### Written request
Copy out, without any change, the rows from the one containing "scatter-point: [403, 791, 413, 801]" through the one containing "scatter-point: [268, 826, 278, 836]", including both of those rows.
start
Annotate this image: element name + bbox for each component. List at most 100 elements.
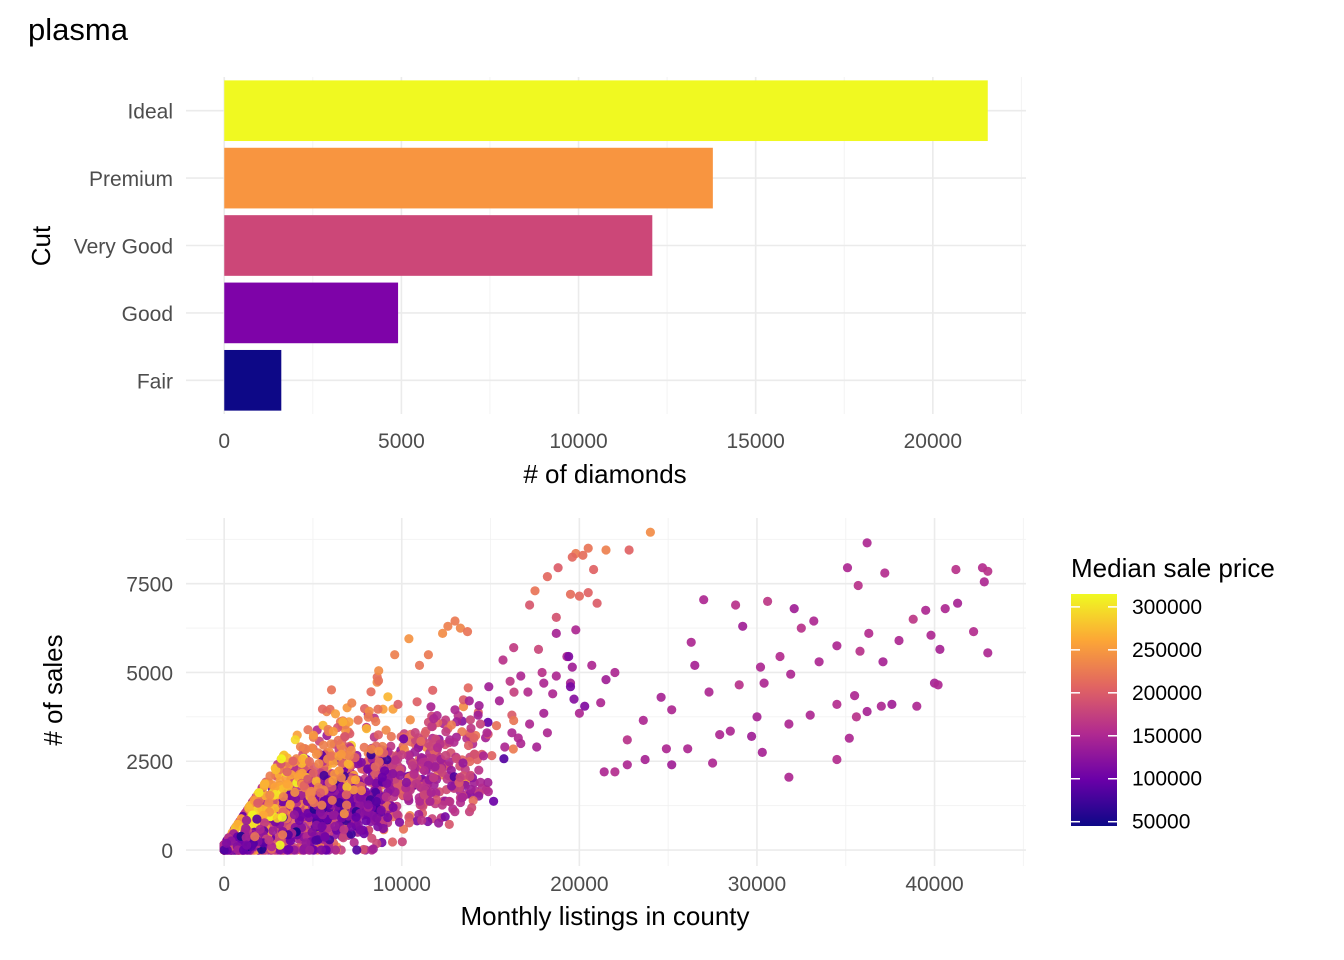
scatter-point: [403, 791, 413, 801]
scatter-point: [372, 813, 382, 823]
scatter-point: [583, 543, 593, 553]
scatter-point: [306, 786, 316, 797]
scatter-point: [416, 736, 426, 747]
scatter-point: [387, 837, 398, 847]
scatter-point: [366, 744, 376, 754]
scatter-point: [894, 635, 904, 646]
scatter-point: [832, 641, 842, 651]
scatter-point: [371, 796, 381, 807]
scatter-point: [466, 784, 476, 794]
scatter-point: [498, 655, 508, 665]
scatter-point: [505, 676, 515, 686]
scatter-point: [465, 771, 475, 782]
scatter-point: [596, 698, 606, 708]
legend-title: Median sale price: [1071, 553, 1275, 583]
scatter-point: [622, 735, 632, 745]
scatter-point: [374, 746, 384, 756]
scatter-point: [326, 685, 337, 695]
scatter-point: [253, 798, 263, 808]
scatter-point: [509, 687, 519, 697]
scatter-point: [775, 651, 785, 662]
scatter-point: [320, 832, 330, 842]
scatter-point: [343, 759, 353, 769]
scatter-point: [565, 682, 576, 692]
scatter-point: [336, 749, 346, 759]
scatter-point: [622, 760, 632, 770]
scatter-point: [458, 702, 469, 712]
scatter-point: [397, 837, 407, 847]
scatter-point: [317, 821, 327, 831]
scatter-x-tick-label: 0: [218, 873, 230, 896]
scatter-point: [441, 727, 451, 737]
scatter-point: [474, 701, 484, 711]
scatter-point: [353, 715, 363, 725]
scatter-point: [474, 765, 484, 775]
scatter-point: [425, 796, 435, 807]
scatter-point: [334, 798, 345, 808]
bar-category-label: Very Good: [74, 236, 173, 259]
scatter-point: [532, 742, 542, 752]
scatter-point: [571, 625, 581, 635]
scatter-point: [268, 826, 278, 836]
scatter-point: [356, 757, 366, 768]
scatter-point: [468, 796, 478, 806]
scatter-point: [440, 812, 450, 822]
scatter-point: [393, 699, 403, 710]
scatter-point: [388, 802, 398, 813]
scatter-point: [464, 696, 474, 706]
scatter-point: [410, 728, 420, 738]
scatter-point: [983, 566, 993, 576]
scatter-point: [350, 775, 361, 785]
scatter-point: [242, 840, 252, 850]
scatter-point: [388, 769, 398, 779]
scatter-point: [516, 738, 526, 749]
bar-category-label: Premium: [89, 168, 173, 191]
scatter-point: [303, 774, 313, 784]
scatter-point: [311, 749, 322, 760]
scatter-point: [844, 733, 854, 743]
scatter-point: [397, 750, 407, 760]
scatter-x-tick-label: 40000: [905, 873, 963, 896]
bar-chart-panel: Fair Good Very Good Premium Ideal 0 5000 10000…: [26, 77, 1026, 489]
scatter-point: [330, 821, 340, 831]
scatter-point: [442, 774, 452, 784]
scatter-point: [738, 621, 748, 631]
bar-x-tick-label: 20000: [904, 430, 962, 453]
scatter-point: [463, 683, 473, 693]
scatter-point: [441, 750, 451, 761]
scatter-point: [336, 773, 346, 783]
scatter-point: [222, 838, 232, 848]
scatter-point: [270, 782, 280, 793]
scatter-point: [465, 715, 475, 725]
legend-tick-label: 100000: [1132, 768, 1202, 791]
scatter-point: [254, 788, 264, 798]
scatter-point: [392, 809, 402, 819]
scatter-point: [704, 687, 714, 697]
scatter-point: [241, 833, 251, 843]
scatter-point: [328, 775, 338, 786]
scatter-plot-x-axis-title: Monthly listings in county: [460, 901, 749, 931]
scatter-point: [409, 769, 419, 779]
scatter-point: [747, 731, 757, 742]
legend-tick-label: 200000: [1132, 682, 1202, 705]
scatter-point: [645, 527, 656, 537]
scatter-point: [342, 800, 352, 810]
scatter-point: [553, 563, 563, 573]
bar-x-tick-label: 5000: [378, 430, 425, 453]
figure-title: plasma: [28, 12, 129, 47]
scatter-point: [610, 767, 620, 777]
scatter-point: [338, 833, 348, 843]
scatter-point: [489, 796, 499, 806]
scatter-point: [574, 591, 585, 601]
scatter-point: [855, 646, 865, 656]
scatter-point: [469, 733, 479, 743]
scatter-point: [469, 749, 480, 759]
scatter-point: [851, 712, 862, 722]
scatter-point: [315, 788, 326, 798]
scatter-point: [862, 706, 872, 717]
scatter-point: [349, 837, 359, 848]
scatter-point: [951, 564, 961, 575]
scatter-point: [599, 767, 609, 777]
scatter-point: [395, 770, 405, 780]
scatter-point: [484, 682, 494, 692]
end
start
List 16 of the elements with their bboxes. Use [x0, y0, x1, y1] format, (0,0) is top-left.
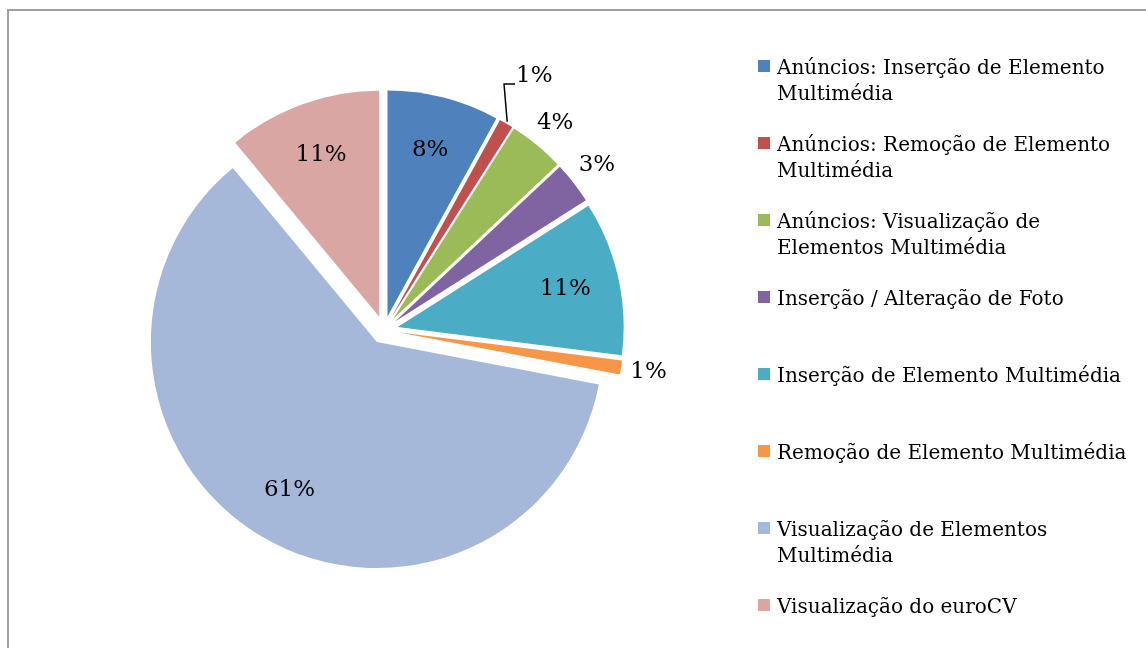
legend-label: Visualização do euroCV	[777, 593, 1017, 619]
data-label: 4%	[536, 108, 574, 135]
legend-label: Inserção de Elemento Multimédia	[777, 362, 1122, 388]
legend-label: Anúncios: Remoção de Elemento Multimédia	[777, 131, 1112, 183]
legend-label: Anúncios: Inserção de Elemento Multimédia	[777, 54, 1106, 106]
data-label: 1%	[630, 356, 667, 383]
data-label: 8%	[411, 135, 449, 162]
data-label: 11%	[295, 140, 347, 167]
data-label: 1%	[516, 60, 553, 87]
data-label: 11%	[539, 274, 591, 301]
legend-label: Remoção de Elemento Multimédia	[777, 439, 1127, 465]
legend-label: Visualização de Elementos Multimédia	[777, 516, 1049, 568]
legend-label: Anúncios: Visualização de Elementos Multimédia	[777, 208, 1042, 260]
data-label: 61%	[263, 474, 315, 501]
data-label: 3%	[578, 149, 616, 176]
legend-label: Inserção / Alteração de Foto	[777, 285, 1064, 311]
end
start
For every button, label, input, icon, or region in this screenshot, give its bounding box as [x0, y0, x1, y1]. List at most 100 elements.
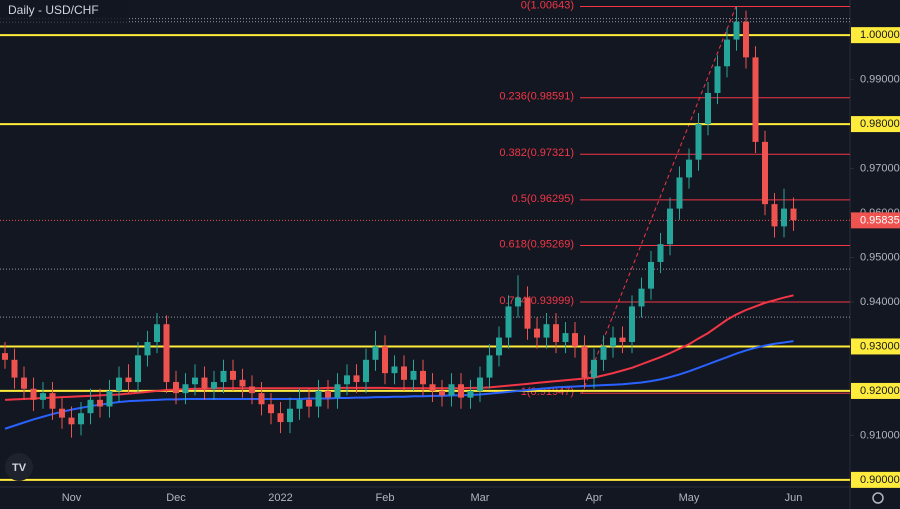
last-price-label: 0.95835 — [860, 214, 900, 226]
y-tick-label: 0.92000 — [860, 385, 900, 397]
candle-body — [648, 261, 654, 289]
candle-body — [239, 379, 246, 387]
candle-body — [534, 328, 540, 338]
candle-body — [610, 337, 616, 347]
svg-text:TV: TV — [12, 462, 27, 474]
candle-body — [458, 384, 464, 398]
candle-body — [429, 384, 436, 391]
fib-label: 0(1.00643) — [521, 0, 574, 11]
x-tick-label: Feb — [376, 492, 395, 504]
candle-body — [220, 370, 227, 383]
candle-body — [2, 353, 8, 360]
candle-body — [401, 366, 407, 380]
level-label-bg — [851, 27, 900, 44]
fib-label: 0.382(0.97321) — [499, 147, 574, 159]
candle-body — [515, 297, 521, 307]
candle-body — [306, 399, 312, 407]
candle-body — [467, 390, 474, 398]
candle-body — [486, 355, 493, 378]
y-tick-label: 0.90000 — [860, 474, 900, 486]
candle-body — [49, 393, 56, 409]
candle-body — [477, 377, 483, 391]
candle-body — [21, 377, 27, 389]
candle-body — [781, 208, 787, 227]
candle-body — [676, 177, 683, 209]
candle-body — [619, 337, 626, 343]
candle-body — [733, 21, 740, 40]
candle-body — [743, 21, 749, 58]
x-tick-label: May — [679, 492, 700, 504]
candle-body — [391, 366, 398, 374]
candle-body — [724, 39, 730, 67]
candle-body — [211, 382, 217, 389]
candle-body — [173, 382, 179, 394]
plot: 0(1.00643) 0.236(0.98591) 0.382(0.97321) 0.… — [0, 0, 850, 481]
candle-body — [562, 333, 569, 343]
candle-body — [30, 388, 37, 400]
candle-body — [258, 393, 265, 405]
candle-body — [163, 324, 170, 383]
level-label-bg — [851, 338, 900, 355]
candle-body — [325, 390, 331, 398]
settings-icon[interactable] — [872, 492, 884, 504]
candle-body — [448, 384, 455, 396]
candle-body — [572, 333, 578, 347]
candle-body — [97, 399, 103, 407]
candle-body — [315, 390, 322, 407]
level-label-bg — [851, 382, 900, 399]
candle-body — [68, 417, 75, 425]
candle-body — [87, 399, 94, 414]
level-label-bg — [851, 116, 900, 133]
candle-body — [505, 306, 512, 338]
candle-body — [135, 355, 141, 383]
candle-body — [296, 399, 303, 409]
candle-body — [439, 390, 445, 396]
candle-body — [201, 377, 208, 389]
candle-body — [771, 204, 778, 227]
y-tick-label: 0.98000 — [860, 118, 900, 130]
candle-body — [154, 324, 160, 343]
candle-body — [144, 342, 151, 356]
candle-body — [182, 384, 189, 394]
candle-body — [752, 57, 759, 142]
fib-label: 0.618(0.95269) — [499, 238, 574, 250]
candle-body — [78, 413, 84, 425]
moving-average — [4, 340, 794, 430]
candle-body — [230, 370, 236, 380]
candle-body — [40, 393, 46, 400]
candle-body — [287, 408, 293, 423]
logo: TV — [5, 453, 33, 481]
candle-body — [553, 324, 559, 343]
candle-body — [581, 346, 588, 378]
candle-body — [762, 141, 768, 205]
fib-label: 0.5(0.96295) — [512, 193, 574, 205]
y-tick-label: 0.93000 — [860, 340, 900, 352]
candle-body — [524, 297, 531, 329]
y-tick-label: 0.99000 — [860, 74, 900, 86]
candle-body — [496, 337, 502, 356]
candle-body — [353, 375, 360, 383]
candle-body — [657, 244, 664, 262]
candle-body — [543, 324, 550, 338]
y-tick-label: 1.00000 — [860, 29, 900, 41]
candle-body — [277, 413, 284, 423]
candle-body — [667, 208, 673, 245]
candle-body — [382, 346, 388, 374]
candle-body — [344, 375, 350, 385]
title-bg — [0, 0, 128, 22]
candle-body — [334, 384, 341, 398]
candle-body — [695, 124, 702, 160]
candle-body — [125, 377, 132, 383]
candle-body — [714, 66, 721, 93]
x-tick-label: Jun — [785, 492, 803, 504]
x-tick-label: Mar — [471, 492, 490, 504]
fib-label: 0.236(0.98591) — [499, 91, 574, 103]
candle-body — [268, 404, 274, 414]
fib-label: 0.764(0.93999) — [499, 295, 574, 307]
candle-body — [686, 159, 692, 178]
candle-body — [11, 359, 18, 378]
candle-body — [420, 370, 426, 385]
end
### The reply
scatter-point: [403, 791, 413, 801]
scatter-point: [372, 813, 382, 823]
scatter-point: [583, 543, 593, 553]
scatter-point: [306, 786, 316, 797]
scatter-point: [416, 736, 426, 747]
scatter-point: [387, 837, 398, 847]
scatter-point: [366, 744, 376, 754]
scatter-point: [894, 635, 904, 646]
scatter-point: [832, 641, 842, 651]
scatter-point: [371, 796, 381, 807]
scatter-point: [466, 784, 476, 794]
scatter-point: [498, 655, 508, 665]
scatter-point: [505, 676, 515, 686]
scatter-point: [465, 771, 475, 782]
scatter-point: [596, 698, 606, 708]
legend-title: Median sale price: [1071, 553, 1275, 583]
scatter-point: [622, 735, 632, 745]
scatter-point: [374, 746, 384, 756]
scatter-point: [326, 685, 337, 695]
scatter-point: [253, 798, 263, 808]
scatter-point: [509, 687, 519, 697]
scatter-point: [775, 651, 785, 662]
scatter-point: [320, 832, 330, 842]
scatter-point: [343, 759, 353, 769]
scatter-point: [565, 682, 576, 692]
scatter-point: [336, 749, 346, 759]
scatter-point: [622, 760, 632, 770]
scatter-point: [458, 702, 469, 712]
scatter-point: [397, 837, 407, 847]
scatter-point: [317, 821, 327, 831]
scatter-x-tick-label: 0: [218, 873, 230, 896]
scatter-point: [441, 727, 451, 737]
scatter-point: [474, 701, 484, 711]
scatter-point: [353, 715, 363, 725]
scatter-point: [474, 765, 484, 775]
scatter-point: [425, 796, 435, 807]
scatter-point: [334, 798, 345, 808]
bar-category-label: Very Good: [74, 236, 173, 259]
scatter-point: [532, 742, 542, 752]
scatter-point: [571, 625, 581, 635]
scatter-point: [268, 826, 278, 836]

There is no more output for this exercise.